» **TASK GOAL**: Pick out each line with the word "Read" from the material that follows.

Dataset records
================

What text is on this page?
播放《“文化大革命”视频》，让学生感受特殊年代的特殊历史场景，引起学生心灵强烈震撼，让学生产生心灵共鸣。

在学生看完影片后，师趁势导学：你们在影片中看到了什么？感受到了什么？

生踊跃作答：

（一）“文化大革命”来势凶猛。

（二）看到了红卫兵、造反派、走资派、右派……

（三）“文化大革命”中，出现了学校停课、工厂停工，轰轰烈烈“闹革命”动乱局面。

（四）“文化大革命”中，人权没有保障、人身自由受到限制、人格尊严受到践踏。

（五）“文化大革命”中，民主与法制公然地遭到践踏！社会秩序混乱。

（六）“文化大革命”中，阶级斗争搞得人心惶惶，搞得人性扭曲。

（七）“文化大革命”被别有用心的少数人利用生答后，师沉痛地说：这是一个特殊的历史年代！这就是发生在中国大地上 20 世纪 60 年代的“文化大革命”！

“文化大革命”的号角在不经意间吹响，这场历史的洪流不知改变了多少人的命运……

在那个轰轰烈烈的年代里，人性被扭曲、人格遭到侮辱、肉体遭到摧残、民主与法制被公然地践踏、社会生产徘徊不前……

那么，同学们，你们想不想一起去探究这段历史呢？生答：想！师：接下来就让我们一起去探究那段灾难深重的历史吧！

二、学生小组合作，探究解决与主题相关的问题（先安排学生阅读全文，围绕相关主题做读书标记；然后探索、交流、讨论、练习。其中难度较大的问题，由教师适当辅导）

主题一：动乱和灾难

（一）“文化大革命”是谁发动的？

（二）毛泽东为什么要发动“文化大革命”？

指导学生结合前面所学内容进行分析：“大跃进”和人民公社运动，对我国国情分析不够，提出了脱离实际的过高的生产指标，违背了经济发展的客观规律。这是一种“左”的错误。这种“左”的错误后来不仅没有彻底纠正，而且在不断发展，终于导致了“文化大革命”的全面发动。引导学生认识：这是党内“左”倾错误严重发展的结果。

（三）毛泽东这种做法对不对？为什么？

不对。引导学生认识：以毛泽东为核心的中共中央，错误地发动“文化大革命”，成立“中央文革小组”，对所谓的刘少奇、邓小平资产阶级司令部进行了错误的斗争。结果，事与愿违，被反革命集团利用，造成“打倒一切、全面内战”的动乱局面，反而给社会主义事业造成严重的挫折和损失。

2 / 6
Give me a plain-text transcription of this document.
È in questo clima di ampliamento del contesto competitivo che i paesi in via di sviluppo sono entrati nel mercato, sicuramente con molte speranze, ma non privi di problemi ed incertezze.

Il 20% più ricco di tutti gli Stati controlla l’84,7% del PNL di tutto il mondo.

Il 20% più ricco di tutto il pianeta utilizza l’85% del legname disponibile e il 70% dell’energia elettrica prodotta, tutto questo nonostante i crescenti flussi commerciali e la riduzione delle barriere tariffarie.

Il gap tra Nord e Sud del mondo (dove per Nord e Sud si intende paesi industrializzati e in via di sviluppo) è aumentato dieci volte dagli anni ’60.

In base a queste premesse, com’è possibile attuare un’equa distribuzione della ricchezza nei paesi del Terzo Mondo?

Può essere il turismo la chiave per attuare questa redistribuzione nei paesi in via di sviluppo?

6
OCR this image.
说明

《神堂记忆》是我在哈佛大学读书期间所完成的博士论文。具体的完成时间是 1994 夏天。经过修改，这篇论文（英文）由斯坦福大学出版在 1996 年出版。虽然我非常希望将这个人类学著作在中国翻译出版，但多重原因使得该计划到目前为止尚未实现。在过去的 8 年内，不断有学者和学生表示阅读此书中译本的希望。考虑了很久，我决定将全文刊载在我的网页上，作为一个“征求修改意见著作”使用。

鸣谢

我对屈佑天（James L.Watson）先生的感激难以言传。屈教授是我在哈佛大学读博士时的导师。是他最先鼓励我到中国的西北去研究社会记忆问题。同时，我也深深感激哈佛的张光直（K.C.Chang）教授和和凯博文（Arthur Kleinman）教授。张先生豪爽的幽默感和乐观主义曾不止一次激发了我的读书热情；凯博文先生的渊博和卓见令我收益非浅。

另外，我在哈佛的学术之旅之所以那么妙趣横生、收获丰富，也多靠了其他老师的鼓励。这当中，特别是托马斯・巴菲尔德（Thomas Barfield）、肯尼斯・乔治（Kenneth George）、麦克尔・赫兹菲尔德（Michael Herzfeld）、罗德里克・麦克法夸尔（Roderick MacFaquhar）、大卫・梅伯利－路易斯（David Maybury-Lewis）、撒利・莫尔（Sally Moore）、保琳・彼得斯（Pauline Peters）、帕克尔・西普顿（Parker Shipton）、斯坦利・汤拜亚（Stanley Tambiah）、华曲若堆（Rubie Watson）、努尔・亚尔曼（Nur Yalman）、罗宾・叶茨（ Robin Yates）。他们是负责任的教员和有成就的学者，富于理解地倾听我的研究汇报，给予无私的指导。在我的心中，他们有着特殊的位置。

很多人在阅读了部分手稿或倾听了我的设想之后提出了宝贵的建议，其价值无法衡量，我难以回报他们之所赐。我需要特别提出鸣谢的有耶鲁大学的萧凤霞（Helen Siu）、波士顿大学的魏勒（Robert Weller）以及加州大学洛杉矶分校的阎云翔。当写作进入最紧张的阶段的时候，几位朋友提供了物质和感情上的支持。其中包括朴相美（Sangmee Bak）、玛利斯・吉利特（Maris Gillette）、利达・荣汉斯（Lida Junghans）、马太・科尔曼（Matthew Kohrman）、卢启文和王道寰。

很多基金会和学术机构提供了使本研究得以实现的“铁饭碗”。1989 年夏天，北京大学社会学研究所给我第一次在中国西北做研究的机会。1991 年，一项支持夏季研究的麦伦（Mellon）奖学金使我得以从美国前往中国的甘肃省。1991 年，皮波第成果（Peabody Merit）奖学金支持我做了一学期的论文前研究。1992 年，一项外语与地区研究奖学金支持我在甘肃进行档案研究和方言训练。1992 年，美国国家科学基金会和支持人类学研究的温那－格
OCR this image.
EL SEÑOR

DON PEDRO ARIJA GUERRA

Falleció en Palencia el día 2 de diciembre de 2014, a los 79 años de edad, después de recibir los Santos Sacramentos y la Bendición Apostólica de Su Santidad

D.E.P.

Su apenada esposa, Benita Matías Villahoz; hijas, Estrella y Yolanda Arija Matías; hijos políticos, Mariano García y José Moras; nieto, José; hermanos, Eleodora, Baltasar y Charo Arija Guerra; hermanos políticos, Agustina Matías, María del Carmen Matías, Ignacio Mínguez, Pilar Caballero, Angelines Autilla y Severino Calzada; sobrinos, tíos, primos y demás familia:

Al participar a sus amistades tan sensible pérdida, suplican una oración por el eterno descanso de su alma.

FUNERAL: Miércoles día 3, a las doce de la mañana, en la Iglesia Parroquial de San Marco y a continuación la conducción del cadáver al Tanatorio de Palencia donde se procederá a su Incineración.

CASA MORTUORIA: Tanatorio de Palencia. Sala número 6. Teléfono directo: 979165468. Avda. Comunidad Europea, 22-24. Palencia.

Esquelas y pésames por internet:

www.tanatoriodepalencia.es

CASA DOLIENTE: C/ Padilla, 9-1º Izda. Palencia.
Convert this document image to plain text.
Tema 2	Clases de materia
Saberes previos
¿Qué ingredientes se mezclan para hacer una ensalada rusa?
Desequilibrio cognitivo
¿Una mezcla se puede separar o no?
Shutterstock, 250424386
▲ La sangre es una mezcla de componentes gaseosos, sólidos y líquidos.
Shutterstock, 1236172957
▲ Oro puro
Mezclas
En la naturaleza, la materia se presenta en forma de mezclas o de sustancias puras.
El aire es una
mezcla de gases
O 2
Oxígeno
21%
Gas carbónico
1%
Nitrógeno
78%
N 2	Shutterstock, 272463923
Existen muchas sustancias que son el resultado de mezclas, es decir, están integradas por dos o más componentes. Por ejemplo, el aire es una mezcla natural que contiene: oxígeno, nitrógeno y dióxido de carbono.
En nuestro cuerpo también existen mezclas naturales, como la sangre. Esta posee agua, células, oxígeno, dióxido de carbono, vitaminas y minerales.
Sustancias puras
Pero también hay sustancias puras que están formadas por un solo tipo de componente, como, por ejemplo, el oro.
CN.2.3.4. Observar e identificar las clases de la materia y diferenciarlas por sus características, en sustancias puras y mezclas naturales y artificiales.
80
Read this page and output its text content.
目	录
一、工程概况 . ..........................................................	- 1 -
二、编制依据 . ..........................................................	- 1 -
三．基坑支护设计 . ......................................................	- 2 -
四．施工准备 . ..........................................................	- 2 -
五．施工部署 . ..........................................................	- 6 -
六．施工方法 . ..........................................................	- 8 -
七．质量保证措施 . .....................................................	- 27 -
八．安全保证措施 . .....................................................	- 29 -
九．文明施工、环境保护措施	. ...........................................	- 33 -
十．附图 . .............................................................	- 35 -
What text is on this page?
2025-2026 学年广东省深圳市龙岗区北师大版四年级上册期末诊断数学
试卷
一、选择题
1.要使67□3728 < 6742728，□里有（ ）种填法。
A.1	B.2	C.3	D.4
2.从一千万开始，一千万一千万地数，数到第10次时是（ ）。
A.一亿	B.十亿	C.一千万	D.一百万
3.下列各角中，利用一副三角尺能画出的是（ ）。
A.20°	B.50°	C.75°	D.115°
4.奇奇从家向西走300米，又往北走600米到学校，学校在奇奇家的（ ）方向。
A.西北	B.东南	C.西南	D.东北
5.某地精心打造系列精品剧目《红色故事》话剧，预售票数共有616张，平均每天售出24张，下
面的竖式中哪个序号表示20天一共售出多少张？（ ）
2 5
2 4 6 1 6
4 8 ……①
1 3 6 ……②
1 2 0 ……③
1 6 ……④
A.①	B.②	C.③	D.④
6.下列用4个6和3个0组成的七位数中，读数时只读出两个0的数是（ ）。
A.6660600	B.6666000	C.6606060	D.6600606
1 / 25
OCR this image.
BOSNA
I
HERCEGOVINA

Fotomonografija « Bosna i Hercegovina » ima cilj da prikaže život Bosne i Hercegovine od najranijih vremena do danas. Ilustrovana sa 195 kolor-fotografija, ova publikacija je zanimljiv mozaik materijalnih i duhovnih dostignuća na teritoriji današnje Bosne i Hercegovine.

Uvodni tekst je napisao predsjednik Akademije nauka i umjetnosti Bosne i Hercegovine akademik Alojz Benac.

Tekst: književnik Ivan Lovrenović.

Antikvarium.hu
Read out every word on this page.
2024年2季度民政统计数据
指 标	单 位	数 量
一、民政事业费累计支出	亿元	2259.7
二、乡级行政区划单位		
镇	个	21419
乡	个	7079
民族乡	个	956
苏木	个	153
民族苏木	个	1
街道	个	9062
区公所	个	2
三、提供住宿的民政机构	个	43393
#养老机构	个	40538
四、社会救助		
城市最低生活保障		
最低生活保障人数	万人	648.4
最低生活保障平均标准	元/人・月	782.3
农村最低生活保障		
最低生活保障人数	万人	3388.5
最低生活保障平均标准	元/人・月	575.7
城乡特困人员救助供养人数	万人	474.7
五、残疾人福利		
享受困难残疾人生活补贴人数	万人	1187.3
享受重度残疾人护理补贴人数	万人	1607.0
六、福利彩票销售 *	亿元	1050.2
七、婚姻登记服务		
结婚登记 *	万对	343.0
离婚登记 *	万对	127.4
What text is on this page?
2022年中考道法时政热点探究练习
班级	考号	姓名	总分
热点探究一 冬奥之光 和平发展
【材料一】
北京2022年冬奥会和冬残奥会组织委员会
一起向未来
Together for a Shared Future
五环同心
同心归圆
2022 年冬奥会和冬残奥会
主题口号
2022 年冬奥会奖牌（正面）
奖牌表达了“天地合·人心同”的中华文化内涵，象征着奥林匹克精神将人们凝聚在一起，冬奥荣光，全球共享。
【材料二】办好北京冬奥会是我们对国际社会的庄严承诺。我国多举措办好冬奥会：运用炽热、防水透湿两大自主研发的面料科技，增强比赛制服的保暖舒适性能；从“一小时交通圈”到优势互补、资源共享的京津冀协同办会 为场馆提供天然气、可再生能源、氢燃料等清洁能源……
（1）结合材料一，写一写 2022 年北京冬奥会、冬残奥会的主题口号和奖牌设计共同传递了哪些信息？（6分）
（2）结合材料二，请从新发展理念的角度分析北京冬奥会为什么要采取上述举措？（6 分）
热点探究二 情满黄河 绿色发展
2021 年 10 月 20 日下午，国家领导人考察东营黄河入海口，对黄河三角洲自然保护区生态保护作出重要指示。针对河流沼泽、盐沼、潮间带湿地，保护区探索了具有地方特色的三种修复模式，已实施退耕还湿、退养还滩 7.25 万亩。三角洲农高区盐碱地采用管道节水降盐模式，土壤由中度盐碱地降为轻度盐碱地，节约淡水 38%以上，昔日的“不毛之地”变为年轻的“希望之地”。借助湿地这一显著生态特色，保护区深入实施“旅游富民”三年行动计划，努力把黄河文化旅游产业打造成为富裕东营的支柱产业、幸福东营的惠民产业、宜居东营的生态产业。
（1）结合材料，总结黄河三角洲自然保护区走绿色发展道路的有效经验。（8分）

================

» **TASK OUTPUT**:
Read this page and output its text content.
Read out every word on this page.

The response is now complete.